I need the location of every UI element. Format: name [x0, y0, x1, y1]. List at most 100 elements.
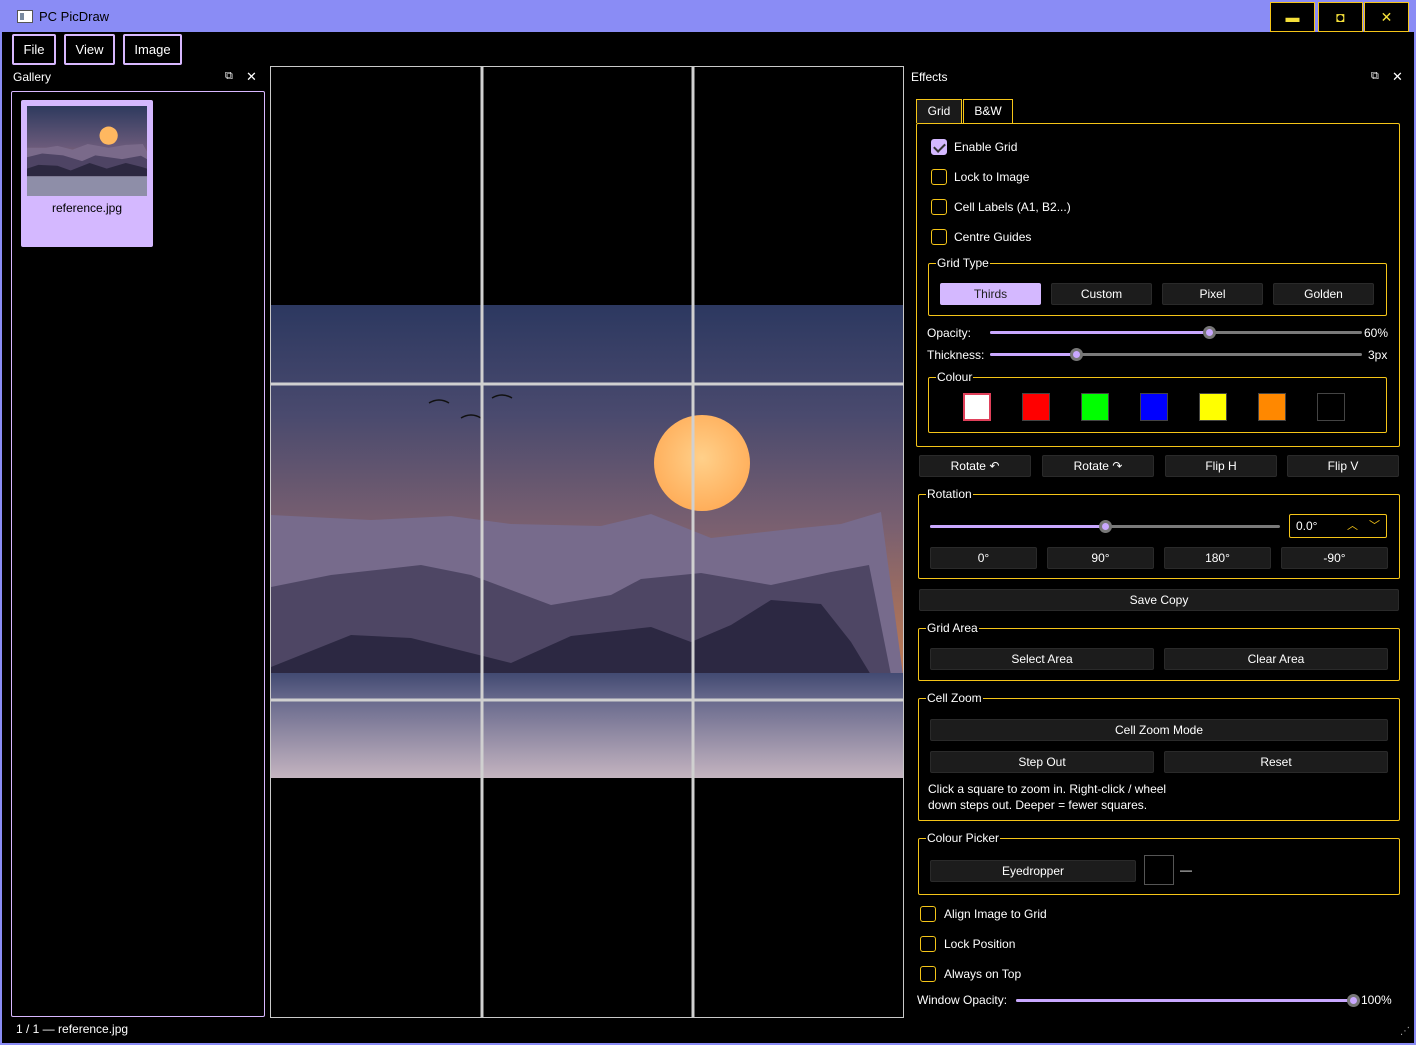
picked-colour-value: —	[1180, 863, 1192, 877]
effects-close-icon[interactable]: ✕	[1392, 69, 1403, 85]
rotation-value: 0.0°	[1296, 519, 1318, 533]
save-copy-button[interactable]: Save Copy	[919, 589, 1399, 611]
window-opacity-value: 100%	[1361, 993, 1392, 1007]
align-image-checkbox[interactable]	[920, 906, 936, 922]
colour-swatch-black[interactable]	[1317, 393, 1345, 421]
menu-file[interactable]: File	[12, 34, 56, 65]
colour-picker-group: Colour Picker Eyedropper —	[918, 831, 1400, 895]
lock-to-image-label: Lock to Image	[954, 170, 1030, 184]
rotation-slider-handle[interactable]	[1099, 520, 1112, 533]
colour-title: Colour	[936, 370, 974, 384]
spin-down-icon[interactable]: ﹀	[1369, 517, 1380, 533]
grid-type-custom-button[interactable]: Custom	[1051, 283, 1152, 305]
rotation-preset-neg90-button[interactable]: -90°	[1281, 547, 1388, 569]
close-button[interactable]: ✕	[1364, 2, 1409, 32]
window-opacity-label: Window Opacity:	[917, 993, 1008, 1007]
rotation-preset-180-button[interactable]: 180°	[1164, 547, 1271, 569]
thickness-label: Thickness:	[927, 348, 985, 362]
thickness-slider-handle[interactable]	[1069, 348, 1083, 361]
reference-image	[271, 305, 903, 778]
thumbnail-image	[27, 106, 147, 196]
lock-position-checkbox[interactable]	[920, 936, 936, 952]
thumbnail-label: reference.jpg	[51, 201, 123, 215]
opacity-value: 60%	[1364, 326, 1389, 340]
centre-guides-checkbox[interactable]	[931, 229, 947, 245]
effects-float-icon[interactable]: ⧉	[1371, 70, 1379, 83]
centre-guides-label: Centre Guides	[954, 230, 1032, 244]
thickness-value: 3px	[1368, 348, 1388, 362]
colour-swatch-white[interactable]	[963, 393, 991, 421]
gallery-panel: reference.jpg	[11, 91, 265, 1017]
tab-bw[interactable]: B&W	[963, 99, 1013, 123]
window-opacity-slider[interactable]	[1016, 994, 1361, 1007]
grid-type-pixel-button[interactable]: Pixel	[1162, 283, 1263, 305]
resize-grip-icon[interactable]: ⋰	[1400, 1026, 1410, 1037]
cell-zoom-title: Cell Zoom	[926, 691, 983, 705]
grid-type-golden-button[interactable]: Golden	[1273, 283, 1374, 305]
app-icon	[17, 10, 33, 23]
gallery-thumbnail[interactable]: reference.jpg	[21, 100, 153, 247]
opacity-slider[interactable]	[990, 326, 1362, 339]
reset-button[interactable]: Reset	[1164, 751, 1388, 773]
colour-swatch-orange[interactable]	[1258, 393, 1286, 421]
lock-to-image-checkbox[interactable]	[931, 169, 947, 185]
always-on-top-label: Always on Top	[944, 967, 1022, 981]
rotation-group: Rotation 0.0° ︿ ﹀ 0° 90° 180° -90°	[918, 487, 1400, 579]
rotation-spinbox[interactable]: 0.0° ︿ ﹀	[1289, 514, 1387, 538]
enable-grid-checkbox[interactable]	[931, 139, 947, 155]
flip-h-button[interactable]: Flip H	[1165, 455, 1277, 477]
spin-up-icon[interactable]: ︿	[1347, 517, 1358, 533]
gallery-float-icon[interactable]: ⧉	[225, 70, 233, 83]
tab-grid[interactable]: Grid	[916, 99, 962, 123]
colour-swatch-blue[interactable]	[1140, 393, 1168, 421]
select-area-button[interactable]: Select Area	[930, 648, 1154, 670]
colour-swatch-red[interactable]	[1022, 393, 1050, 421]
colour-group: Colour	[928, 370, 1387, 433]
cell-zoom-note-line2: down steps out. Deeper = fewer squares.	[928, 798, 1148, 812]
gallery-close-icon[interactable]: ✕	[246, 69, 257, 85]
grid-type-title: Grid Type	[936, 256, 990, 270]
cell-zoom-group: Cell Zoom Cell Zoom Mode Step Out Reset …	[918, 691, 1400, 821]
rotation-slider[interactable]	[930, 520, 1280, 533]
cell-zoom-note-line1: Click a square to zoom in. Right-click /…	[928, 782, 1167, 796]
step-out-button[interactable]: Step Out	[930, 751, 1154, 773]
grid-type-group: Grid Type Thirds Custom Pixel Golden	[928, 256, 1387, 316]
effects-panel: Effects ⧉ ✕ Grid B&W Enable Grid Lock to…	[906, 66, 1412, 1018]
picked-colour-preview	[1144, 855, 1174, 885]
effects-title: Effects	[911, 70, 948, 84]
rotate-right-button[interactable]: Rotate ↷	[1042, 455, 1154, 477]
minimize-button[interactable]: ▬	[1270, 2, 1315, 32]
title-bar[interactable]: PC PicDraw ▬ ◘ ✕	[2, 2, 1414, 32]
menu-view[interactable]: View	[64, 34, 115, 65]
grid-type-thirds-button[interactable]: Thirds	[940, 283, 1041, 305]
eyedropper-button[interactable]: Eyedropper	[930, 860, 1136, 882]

The exercise =
Render all the entries above as a Markdown table with the columns Row and Text. Give each line its own numbered row, skip blank lines, and leave out the pictures.

Solution for this exercise =
| Row | Text |
|---|---|
| 1 | I need the location of every UI element. Format: name [x0, y0, x1, y1]. List at most 100 elements. |
| 2 | picked-colour-value: —	[1180, 863, 1192, 877] |
| 3 | effects-close-icon[interactable]: ✕	[1392, 69, 1403, 85] |
| 4 | rotation-value: 0.0°	[1296, 519, 1318, 533] |
| 5 | save-copy-button[interactable]: Save Copy	[919, 589, 1399, 611] |
| 6 | window-opacity-value: 100%	[1361, 993, 1392, 1007] |
| 7 | align-image-checkbox[interactable]	[920, 906, 936, 922] |
| 8 | colour-swatch-black[interactable]	[1317, 393, 1345, 421] |
| 9 | menu-file[interactable]: File	[12, 34, 56, 65] |
| 10 | colour-picker-group: Colour Picker Eyedropper —	[918, 831, 1400, 895] |
| 11 | lock-to-image-label: Lock to Image	[954, 170, 1030, 184] |
| 12 | rotation-slider-handle[interactable]	[1099, 520, 1112, 533] |
| 13 | colour-title: Colour	[936, 370, 974, 384] |
| 14 | spin-down-icon[interactable]: ﹀	[1369, 517, 1380, 533] |
| 15 | grid-type-custom-button[interactable]: Custom	[1051, 283, 1152, 305] |
| 16 | rotation-preset-neg90-button[interactable]: -90°	[1281, 547, 1388, 569] |
| 17 | close-button[interactable]: ✕	[1364, 2, 1409, 32] |
| 18 | window-opacity-label: Window Opacity:	[917, 993, 1008, 1007] |
| 19 | rotation-preset-180-button[interactable]: 180°	[1164, 547, 1271, 569] |
| 20 | thickness-label: Thickness:	[927, 348, 985, 362] |
| 21 | thickness-slider-handle[interactable]	[1069, 348, 1083, 361] |
| 22 | reference-image	[271, 305, 903, 778] |
| 23 | thumbnail-image	[27, 106, 147, 196] |
| 24 | lock-position-checkbox[interactable]	[920, 936, 936, 952] |
| 25 | thumbnail-label: reference.jpg	[51, 201, 123, 215] |
| 26 | opacity-value: 60%	[1364, 326, 1389, 340] |
| 27 | centre-guides-checkbox[interactable]	[931, 229, 947, 245] |
| 28 | effects-float-icon[interactable]: ⧉	[1371, 70, 1379, 83] |
| 29 | centre-guides-label: Centre Guides	[954, 230, 1032, 244] |
| 30 | thickness-value: 3px	[1368, 348, 1388, 362] |
| 31 | colour-swatch-white[interactable]	[963, 393, 991, 421] |
| 32 | gallery-panel: reference.jpg	[11, 91, 265, 1017] |
| 33 | tab-bw[interactable]: B&W	[963, 99, 1013, 123] |
| 34 | window-opacity-slider[interactable]	[1016, 994, 1361, 1007] |
| 35 | grid-type-pixel-button[interactable]: Pixel	[1162, 283, 1263, 305] |
| 36 | resize-grip-icon[interactable]: ⋰	[1400, 1026, 1410, 1037] |
| 37 | cell-zoom-title: Cell Zoom	[926, 691, 983, 705] |
| 38 | grid-type-golden-button[interactable]: Golden	[1273, 283, 1374, 305] |
| 39 | app-icon	[17, 10, 33, 23] |
| 40 | gallery-thumbnail[interactable]: reference.jpg	[21, 100, 153, 247] |
| 41 | opacity-slider[interactable]	[990, 326, 1362, 339] |
| 42 | reset-button[interactable]: Reset	[1164, 751, 1388, 773] |
| 43 | colour-swatch-orange[interactable]	[1258, 393, 1286, 421] |
| 44 | lock-to-image-checkbox[interactable]	[931, 169, 947, 185] |
| 45 | always-on-top-label: Always on Top	[944, 967, 1022, 981] |
| 46 | rotation-group: Rotation 0.0° ︿ ﹀ 0° 90° 180° -90°	[918, 487, 1400, 579] |
| 47 | rotation-spinbox[interactable]: 0.0° ︿ ﹀	[1289, 514, 1387, 538] |
| 48 | enable-grid-checkbox[interactable]	[931, 139, 947, 155] |
| 49 | flip-h-button[interactable]: Flip H	[1165, 455, 1277, 477] |
| 50 | spin-up-icon[interactable]: ︿	[1347, 517, 1358, 533] |
| 51 | gallery-float-icon[interactable]: ⧉	[225, 70, 233, 83] |
| 52 | tab-grid[interactable]: Grid	[916, 99, 962, 123] |
| 53 | colour-swatch-blue[interactable]	[1140, 393, 1168, 421] |
| 54 | select-area-button[interactable]: Select Area	[930, 648, 1154, 670] |
| 55 | colour-swatch-red[interactable]	[1022, 393, 1050, 421] |
| 56 | colour-group: Colour	[928, 370, 1387, 433] |
| 57 | cell-zoom-note-line2: down steps out. Deeper = fewer squares.	[928, 798, 1148, 812] |
| 58 | gallery-close-icon[interactable]: ✕	[246, 69, 257, 85] |
| 59 | grid-type-title: Grid Type	[936, 256, 990, 270] |
| 60 | cell-zoom-group: Cell Zoom Cell Zoom Mode Step Out Reset …	[918, 691, 1400, 821] |
| 61 | rotation-slider[interactable]	[930, 520, 1280, 533] |
| 62 | cell-zoom-note-line1: Click a square to zoom in. Right-click /…	[928, 782, 1167, 796] |
| 63 | step-out-button[interactable]: Step Out	[930, 751, 1154, 773] |
| 64 | grid-type-group: Grid Type Thirds Custom Pixel Golden	[928, 256, 1387, 316] |
| 65 | effects-panel: Effects ⧉ ✕ Grid B&W Enable Grid Lock to…	[906, 66, 1412, 1018] |
| 66 | picked-colour-preview	[1144, 855, 1174, 885] |
| 67 | effects-title: Effects	[911, 70, 948, 84] |
| 68 | rotate-right-button[interactable]: Rotate ↷	[1042, 455, 1154, 477] |
| 69 | minimize-button[interactable]: ▬	[1270, 2, 1315, 32] |
| 70 | title-bar[interactable]: PC PicDraw ▬ ◘ ✕	[2, 2, 1414, 32] |
| 71 | menu-view[interactable]: View	[64, 34, 115, 65] |
| 72 | grid-type-thirds-button[interactable]: Thirds	[940, 283, 1041, 305] |
| 73 | eyedropper-button[interactable]: Eyedropper	[930, 860, 1136, 882] |